Set out every line bearing the string "this".

☆ ☆ ☆ ☆ ☆

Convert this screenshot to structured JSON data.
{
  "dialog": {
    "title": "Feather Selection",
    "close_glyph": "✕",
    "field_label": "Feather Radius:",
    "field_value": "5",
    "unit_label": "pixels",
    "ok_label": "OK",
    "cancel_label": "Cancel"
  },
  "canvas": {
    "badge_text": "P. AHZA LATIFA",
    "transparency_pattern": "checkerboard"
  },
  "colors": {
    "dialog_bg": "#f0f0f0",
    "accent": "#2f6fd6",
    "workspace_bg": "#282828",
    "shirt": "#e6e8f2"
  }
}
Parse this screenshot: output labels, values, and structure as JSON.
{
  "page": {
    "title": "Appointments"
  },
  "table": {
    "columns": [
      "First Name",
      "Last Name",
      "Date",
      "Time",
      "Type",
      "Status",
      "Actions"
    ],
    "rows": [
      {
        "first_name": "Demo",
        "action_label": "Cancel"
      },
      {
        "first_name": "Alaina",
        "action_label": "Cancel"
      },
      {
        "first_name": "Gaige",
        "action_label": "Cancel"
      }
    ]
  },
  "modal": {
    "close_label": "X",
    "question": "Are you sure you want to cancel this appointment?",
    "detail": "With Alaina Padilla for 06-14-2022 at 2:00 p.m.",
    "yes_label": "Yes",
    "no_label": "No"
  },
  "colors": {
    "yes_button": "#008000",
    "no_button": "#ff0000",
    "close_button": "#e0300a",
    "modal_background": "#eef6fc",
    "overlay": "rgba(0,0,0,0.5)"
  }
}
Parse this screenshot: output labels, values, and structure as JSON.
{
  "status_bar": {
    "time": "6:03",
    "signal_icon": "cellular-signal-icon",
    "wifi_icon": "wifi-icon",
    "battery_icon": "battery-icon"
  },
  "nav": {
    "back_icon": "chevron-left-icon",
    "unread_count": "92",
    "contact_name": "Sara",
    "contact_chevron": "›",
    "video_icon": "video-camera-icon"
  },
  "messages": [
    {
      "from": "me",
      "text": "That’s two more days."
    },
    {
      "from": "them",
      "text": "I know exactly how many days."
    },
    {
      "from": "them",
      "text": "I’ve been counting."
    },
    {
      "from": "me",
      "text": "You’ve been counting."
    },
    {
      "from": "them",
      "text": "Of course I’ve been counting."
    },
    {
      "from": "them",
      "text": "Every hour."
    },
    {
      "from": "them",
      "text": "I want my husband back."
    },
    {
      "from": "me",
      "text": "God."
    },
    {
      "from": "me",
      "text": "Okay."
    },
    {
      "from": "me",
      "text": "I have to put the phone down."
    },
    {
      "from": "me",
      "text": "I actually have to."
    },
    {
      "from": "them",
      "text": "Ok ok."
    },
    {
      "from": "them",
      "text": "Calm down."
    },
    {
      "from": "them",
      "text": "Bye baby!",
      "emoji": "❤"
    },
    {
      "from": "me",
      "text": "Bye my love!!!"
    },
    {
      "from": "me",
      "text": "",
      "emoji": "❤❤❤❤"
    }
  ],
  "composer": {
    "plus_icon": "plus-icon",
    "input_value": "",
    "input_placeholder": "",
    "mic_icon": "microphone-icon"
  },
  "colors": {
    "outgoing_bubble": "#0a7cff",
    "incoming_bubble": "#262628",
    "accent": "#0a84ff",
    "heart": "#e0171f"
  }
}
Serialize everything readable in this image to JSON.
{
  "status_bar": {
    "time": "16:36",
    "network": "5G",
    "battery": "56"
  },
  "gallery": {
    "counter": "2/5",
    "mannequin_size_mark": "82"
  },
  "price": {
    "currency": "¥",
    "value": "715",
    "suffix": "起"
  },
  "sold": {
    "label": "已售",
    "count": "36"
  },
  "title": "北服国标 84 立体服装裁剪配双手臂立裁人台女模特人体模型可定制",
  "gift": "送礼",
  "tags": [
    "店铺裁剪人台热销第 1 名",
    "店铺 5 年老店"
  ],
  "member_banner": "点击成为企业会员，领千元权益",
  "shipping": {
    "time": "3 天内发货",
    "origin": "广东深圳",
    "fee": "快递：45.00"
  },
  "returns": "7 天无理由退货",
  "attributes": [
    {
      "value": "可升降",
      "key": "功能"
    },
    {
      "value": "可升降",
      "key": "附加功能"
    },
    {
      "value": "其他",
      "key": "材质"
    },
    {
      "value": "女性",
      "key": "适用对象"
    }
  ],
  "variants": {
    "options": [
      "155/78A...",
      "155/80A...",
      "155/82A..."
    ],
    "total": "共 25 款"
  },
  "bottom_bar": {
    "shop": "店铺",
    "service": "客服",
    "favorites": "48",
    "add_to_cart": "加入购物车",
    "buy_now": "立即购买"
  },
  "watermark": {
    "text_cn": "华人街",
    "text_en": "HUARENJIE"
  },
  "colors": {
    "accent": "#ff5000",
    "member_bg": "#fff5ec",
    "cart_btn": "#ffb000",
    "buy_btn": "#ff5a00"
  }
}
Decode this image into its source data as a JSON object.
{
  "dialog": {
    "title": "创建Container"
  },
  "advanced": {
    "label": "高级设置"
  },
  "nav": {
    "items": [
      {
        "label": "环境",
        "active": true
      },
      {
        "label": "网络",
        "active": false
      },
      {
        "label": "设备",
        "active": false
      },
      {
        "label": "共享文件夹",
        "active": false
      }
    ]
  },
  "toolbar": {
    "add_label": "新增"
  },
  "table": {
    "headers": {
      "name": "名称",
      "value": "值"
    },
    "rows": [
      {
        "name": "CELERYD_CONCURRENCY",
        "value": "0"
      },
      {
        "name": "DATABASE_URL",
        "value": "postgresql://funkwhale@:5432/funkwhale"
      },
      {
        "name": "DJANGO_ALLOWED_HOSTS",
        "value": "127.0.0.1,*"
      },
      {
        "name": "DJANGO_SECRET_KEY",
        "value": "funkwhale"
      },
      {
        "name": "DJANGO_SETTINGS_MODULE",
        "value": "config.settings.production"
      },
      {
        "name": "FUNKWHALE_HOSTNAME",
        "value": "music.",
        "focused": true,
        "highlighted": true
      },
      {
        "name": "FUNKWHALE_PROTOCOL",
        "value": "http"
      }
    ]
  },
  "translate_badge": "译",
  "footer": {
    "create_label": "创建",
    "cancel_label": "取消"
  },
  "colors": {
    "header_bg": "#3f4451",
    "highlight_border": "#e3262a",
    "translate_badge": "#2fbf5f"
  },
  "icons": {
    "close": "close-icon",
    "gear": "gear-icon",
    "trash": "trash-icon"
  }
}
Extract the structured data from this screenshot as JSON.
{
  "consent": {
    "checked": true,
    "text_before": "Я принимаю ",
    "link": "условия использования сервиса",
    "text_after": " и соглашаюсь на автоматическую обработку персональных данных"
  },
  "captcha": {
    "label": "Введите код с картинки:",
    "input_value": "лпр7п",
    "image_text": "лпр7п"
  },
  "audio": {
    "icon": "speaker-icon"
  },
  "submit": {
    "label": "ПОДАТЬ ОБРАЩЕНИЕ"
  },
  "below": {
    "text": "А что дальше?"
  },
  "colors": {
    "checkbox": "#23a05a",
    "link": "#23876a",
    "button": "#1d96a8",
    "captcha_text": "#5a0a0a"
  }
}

☆ ☆ ☆ ☆ ☆

Completed exercise:
Convert this screenshot to structured JSON data.
Parse this screenshot: output labels, values, and structure as JSON.
    "question": "Are you sure you want to cancel this appointment?",
Parse this screenshot: output labels, values, and structure as JSON.
Serialize everything readable in this image to JSON.
Decode this image into its source data as a JSON object.
Extract the structured data from this screenshot as JSON.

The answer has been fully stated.